(Dataset items)

>>>

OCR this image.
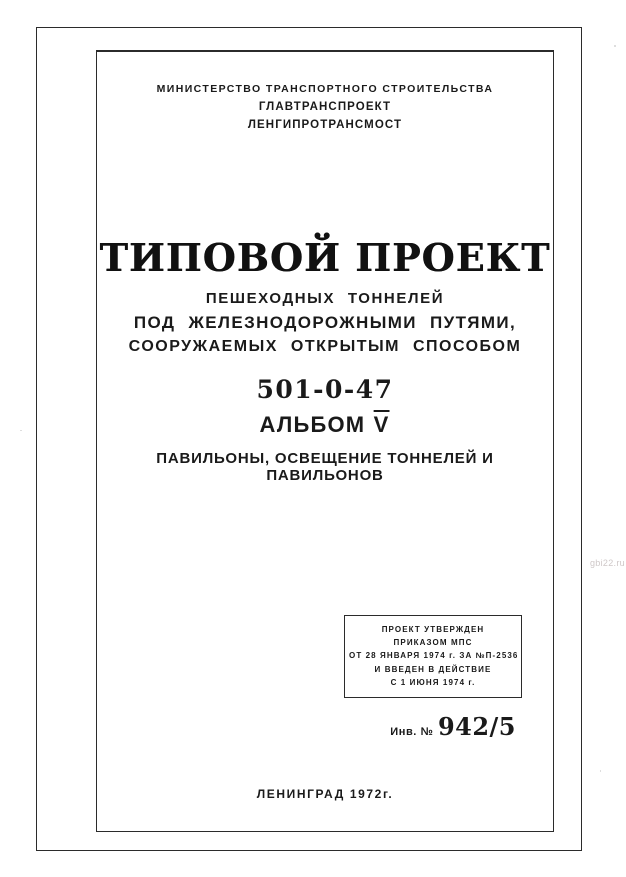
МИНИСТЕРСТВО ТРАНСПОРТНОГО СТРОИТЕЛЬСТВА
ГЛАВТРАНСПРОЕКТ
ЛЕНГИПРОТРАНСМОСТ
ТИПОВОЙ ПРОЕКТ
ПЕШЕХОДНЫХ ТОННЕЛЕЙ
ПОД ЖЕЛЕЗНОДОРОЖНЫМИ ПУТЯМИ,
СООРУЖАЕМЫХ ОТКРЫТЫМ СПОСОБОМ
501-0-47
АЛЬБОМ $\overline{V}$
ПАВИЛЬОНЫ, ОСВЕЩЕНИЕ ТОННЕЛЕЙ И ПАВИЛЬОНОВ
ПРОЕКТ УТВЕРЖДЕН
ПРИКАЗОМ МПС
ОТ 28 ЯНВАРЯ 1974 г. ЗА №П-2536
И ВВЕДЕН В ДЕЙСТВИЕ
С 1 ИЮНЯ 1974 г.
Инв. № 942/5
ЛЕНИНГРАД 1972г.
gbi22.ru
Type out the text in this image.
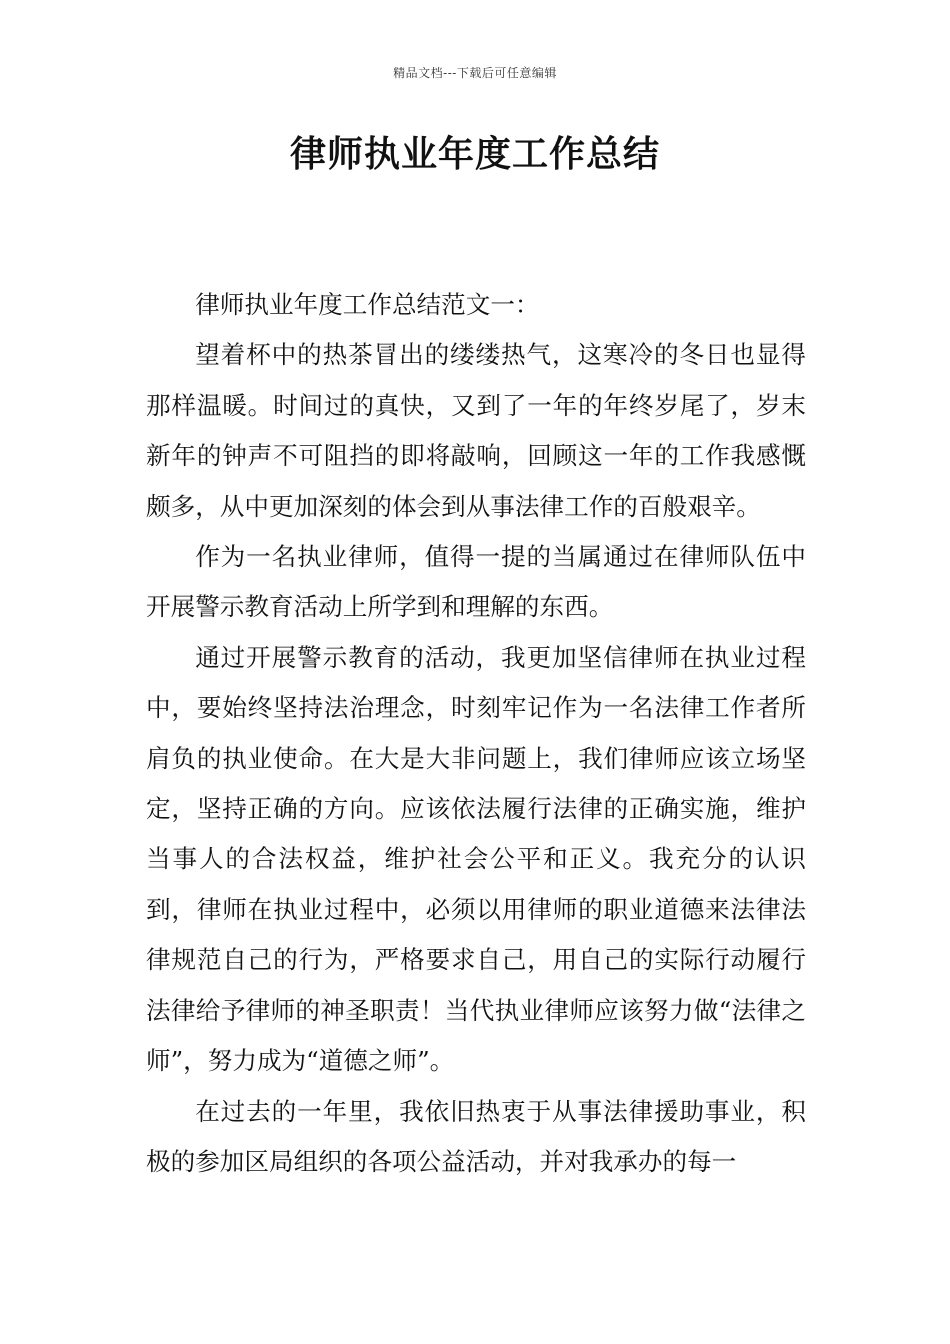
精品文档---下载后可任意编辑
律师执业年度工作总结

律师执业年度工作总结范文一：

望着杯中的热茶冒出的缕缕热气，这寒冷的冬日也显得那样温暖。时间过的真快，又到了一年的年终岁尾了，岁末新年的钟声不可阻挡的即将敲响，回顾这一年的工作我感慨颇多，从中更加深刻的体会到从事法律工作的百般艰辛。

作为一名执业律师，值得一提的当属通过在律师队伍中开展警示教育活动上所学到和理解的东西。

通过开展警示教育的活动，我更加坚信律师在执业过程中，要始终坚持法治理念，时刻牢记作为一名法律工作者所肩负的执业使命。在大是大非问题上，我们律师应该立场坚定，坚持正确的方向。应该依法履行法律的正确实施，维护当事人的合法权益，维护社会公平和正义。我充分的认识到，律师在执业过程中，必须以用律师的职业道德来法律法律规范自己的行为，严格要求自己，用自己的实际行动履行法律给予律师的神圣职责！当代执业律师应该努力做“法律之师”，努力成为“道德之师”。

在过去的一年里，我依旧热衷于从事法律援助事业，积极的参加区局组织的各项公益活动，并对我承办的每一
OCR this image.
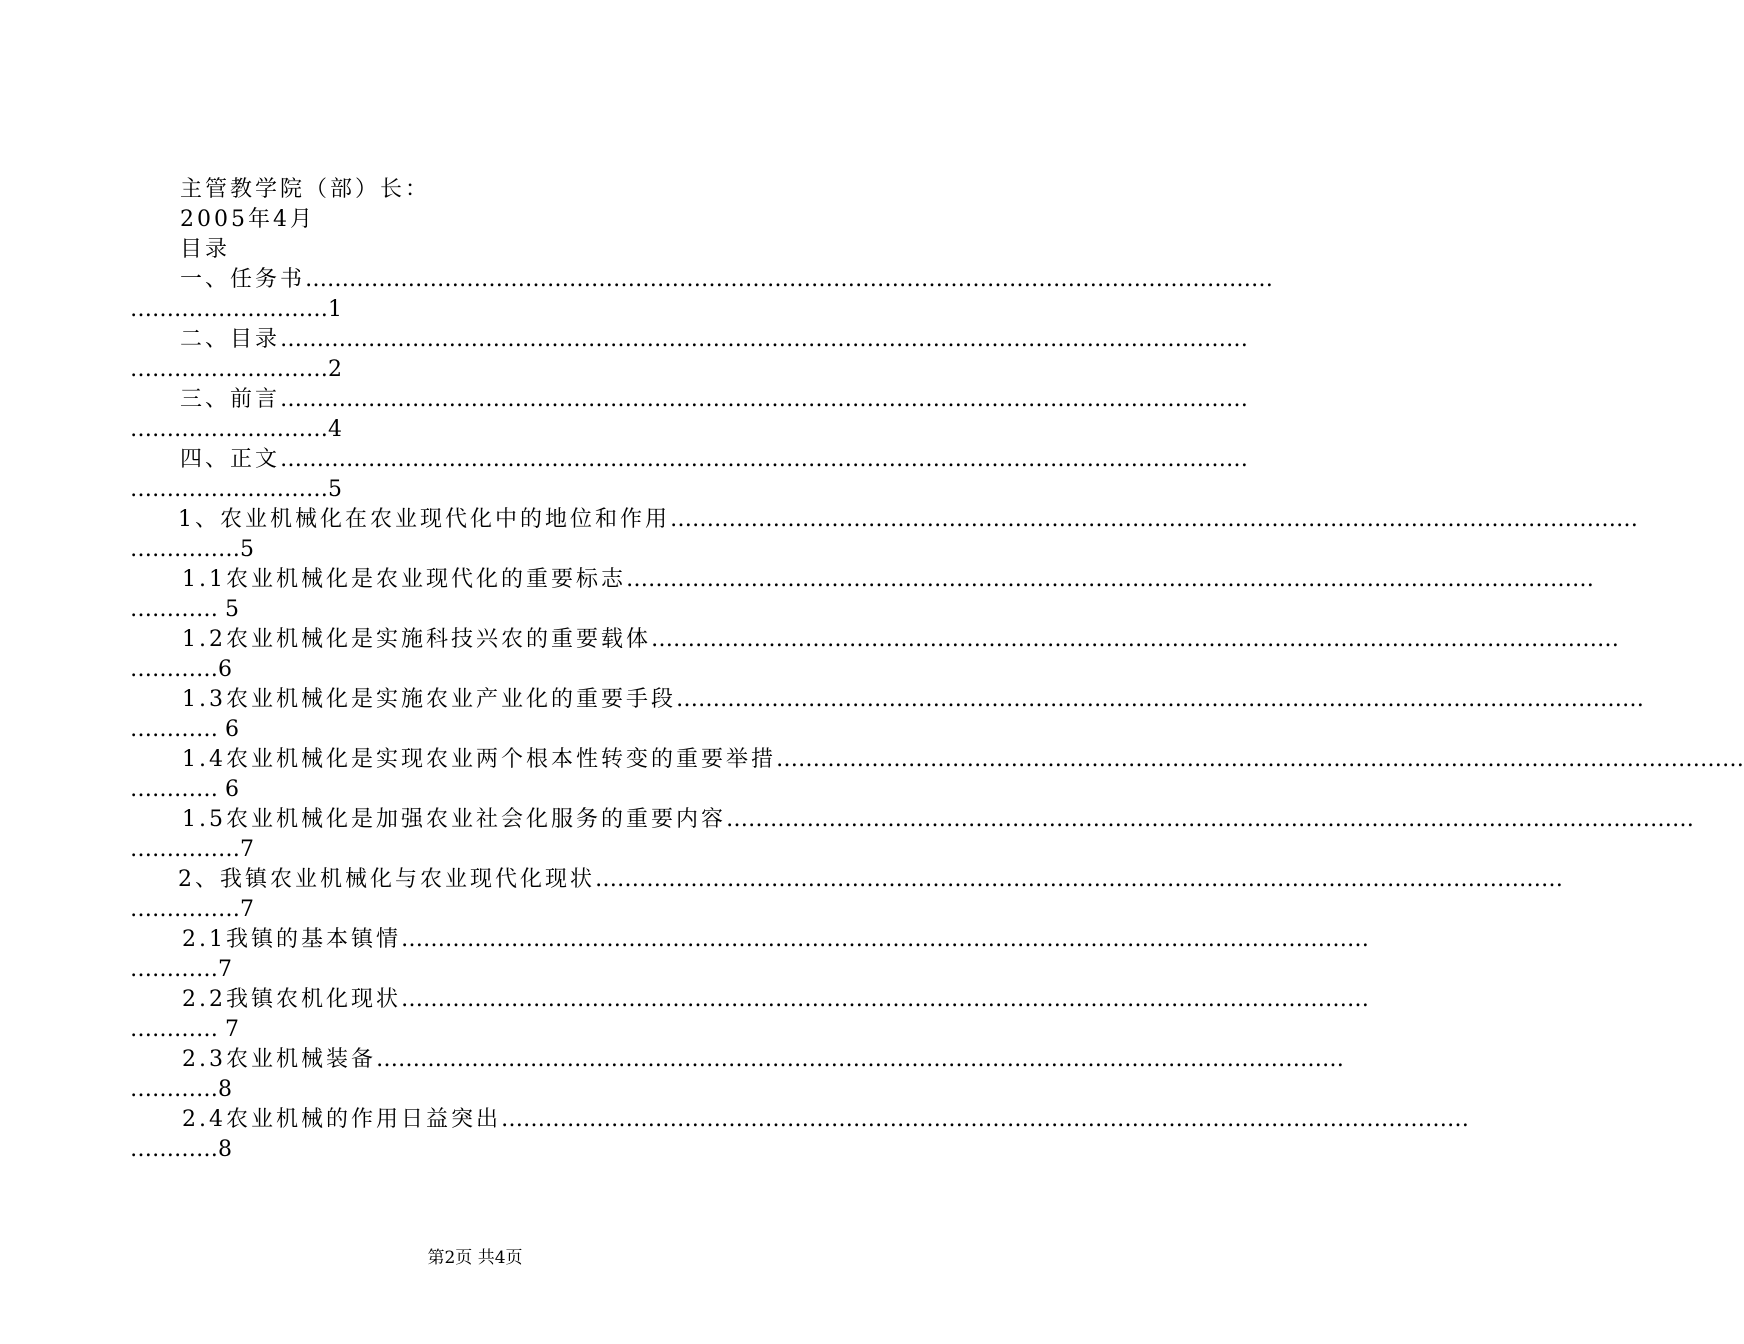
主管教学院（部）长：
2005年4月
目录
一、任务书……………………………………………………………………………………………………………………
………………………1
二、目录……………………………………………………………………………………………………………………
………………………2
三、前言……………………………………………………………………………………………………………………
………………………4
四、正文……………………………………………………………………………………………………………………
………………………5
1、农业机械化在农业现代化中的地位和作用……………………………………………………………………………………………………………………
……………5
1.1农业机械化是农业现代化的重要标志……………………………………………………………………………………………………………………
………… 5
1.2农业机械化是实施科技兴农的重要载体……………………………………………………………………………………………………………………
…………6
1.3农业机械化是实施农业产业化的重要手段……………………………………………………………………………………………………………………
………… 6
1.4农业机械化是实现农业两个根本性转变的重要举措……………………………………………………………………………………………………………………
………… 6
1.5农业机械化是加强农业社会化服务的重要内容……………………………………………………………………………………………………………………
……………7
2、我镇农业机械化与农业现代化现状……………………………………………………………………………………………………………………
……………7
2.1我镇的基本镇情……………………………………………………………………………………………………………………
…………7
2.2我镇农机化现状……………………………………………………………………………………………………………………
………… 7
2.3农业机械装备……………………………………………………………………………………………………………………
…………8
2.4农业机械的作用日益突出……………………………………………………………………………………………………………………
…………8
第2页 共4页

<<<
>>>

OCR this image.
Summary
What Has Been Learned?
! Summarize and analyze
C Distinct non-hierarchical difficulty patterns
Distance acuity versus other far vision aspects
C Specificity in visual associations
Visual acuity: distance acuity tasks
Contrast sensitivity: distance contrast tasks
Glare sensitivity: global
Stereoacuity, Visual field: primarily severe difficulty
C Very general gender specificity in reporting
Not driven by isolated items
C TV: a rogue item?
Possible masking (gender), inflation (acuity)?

<<<
>>>

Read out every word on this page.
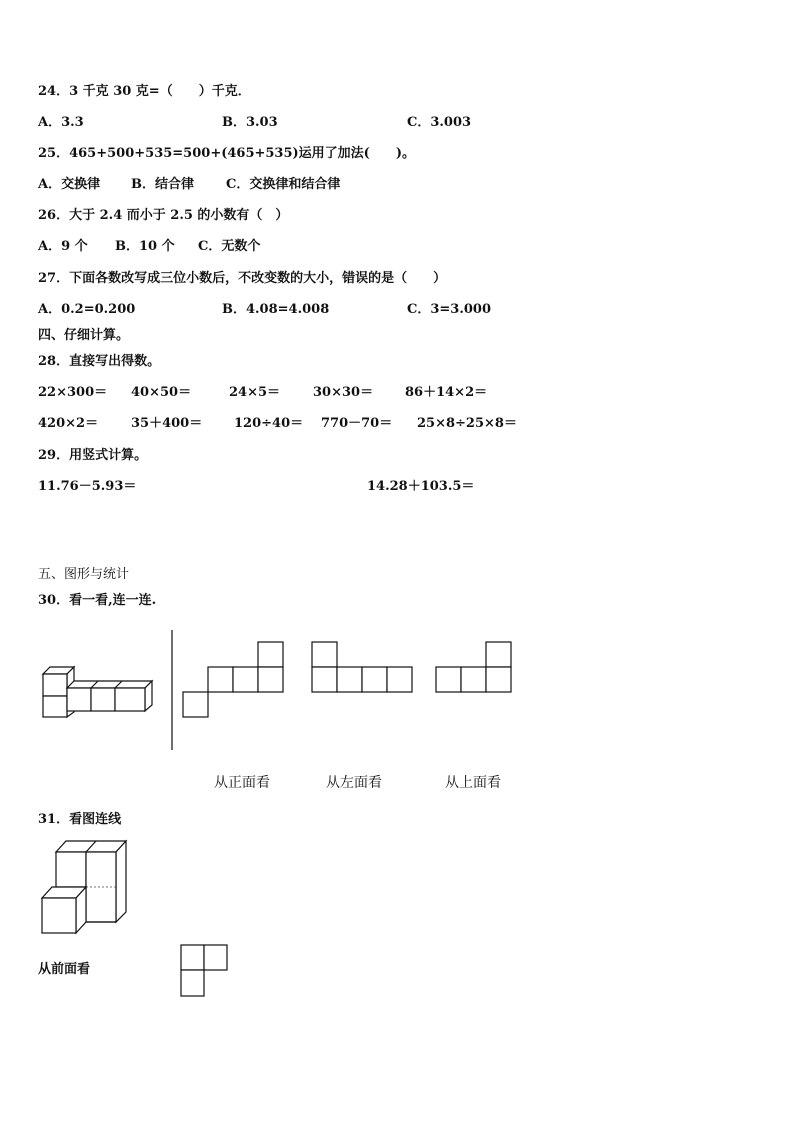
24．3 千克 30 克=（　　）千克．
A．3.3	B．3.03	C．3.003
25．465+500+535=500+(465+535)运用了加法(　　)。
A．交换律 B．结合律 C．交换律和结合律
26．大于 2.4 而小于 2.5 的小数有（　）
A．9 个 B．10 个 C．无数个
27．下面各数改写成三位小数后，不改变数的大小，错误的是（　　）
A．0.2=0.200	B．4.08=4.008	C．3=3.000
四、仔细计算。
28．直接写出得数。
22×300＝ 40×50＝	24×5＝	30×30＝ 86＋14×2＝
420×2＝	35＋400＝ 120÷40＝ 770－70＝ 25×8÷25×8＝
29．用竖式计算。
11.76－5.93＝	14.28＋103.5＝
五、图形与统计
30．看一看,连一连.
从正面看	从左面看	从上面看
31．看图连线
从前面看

<<<

Copy out all lines that carry the word "gender".

**The response**.
C Very general gender specificity in reporting
Possible masking (gender), inflation (acuity)?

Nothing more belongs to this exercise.